▸ Questions on the material
[1] Reproduce the tubal ligation passage word for word, everything from "Tubal ligation is considered major" down to "hospital operating-room setting.".
[2] Write the next part of the text on tubal ligation, picking up after its last sentence.

▸ Text shown
————
Tubal ligation or tubectomy (also known as having one's "tubes tied" (ligation)) is a surgical procedure for sterilization in which a woman's fallopian tubes are clamped and blocked, or severed and sealed, either method of which prevents eggs from reaching the uterus for fertilization. Tubal ligation is considered a permanent method of sterilization and birth control.

Procedure

Tubal ligation is considered major surgery requiring the patient to undergo general anesthesia. It is advised that women should not undergo this surgery if they currently have or have had a history of bladder cancer. After the anesthesia takes effect, a surgeon will make a small incision at each side of, but just below the navel in order to gain access to each of the 2 fallopian tubes. With traditional tubal ligation, the surgeon severs the tubes, and then ties (ligates) them off thereby preventing the travel of eggs to the uterus. Other methods include using clips or rings to clamp them shut, or severing and cauterizing them. Tubal ligation is usually done in a hospital operating-room setting.
————
▸ Entries shown
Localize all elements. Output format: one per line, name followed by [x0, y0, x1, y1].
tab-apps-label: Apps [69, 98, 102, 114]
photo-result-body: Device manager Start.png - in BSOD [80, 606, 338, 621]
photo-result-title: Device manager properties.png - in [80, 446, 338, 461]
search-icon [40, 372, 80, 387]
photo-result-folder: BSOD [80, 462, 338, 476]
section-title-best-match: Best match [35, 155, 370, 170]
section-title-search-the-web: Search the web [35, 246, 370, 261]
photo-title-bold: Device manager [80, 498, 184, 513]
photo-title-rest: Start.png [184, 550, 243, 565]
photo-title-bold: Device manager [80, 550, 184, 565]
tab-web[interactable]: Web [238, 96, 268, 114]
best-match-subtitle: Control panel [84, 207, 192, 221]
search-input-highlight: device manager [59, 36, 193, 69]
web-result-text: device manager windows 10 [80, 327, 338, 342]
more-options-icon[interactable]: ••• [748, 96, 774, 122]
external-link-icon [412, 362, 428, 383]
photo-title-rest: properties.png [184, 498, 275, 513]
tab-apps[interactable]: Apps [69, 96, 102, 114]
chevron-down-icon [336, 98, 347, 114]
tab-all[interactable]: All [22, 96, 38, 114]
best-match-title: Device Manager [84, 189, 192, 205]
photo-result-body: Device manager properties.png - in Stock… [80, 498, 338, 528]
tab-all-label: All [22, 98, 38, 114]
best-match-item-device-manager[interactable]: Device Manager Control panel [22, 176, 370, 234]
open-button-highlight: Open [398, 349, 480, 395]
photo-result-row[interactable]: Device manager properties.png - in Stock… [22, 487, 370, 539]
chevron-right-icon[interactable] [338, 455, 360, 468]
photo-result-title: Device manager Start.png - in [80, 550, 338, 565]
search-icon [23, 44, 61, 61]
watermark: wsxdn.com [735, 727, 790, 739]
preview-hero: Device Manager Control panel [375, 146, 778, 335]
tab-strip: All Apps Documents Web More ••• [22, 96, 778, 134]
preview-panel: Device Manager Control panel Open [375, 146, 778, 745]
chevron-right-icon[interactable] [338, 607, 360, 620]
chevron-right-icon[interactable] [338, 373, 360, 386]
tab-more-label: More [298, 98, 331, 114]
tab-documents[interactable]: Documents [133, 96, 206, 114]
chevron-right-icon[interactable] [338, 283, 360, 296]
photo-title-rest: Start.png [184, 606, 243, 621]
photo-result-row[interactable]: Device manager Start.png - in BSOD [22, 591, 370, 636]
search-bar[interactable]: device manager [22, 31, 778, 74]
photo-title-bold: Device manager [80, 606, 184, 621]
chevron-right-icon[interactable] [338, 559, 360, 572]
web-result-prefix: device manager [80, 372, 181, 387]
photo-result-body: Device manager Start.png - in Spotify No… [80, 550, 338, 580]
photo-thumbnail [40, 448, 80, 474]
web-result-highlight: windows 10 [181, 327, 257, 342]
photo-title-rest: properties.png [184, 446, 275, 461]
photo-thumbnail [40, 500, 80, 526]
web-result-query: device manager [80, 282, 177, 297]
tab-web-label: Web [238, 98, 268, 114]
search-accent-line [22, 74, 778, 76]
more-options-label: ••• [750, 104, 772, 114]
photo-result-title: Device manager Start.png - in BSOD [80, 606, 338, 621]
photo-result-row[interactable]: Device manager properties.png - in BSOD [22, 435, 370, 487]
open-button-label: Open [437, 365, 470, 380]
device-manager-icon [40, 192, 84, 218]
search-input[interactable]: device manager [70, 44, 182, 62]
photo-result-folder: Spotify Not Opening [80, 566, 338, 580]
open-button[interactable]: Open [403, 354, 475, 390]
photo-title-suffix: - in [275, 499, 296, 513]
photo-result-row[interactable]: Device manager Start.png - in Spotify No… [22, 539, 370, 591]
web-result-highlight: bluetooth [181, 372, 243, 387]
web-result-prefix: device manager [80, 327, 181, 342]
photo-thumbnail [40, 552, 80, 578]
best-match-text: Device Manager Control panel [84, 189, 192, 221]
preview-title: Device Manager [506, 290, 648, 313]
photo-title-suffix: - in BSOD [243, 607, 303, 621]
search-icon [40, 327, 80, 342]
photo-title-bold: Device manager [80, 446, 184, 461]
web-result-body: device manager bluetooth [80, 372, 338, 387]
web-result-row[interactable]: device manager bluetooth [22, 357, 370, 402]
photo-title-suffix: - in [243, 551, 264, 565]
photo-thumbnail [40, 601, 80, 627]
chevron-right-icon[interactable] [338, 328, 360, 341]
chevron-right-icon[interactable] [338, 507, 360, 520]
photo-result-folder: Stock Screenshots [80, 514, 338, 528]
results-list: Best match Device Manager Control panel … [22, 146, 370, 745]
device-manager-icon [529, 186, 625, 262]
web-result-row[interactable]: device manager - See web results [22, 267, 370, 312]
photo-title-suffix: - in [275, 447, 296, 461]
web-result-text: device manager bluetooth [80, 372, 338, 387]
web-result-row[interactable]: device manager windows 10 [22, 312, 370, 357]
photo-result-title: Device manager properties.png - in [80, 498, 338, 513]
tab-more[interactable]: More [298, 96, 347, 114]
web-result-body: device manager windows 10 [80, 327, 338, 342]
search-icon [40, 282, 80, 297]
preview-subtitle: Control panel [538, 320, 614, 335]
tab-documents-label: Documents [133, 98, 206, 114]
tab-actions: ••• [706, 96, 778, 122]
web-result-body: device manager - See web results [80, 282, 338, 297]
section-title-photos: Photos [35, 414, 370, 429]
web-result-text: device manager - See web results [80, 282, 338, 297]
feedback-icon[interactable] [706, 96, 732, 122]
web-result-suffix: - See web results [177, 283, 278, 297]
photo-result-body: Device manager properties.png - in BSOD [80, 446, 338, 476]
————
▸ Exercise results
[1]
Tubal ligation is considered major surgery requiring the patient to undergo general anesthesia. It is advised that women should not undergo this surgery if they currently have or have had a history of bladder cancer. After the anesthesia takes effect, a surgeon will make a small incision at each side of, but just below the navel in order to gain access to each of the 2 fallopian tubes. With traditional tubal ligation, the surgeon severs the tubes, and then ties (ligates) them off thereby preventing the travel of eggs to the uterus. Other methods include using clips or rings to clamp them shut, or severing and cauterizing them. Tubal ligation is usually done in a hospital operating-room setting.

[2]
Gender Comparison: The alternative/corresponding male surgical sterilization procedure known as vasectomy is considered minor surgery done with local anesthesia and typically done in an out-patient setting.

Effectiveness

A tubal ligation is approximately 99% effective in the first year following the procedure. In the following years the effectiveness may be reduced slightly since the fallopian tubes can, in some cases, reform or reconnect which can cause unwanted pregnancy. Method failure is difficult to detect, except by subsequent pregnancy, unlike with vasectomy or IUD.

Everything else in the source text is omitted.